Print the entries that appear below, exactly as written and without their pictures.

Raw records:
● ● ● ● ● ● ●

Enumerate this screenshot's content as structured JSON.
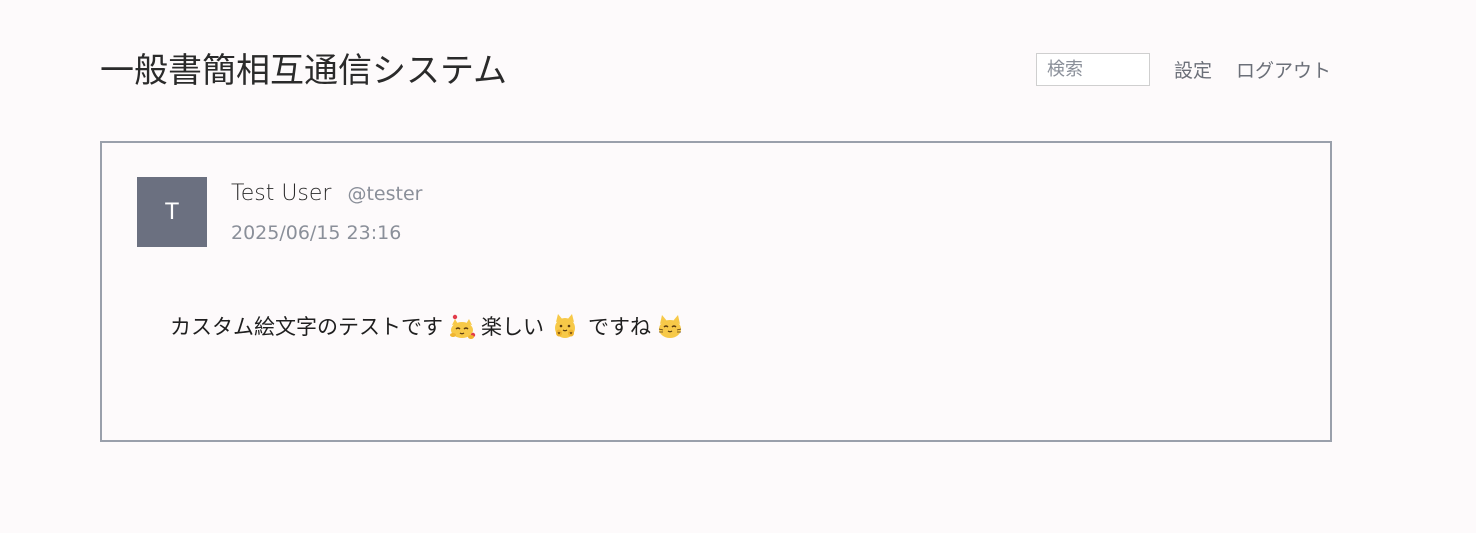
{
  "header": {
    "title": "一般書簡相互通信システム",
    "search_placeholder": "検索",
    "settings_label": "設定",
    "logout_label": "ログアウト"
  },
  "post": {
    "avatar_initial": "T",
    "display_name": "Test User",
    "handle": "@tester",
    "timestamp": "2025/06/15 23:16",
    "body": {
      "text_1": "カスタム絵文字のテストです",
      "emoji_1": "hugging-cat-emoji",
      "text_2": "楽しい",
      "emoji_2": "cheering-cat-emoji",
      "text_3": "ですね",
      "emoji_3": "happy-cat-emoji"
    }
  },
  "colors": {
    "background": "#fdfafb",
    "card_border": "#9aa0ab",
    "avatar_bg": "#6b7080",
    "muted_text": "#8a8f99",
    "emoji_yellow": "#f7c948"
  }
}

● ● ● ● ● ● ●

◆ Correct answer
Enumerate this screenshot's content as structured JSON.
{
  "header": {
    "title": "一般書簡相互通信システム",
    "search_placeholder": "検索",
    "settings_label": "設定",
    "logout_label": "ログアウト"
  },
  "post": {
    "avatar_initial": "T",
    "display_name": "Test User",
    "handle": "@tester",
    "timestamp": "2025/06/15 23:16",
    "body": {
      "text_1": "カスタム絵文字のテストです",
      "emoji_1": "hugging-cat-emoji",
      "text_2": "楽しい",
      "emoji_2": "cheering-cat-emoji",
      "text_3": "ですね",
      "emoji_3": "happy-cat-emoji"
    }
  },
  "colors": {
    "background": "#fdfafb",
    "card_border": "#9aa0ab",
    "avatar_bg": "#6b7080",
    "muted_text": "#8a8f99",
    "emoji_yellow": "#f7c948"
  }
}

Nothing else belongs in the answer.